An exact copy of every record is needed.

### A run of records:
= = =

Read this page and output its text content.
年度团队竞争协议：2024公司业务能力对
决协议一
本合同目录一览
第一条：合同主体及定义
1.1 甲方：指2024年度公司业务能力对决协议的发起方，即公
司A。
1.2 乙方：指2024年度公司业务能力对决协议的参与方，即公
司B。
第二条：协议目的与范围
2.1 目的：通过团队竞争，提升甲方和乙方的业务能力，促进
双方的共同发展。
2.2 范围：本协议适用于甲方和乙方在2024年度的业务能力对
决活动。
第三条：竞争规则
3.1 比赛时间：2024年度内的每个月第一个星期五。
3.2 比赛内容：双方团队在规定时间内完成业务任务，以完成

= = =

### Solved problem:
Read this page and output its text content.
年度团队竞争协议：2024公司业务能力对
决协议一
本合同目录一览
第一条：合同主体及定义
1.1 甲方：指2024年度公司业务能力对决协议的发起方，即公
司A。
1.2 乙方：指2024年度公司业务能力对决协议的参与方，即公
司B。
第二条：协议目的与范围
2.1 目的：通过团队竞争，提升甲方和乙方的业务能力，促进
双方的共同发展。
2.2 范围：本协议适用于甲方和乙方在2024年度的业务能力对
决活动。
第三条：竞争规则
3.1 比赛时间：2024年度内的每个月第一个星期五。
3.2 比赛内容：双方团队在规定时间内完成业务任务，以完成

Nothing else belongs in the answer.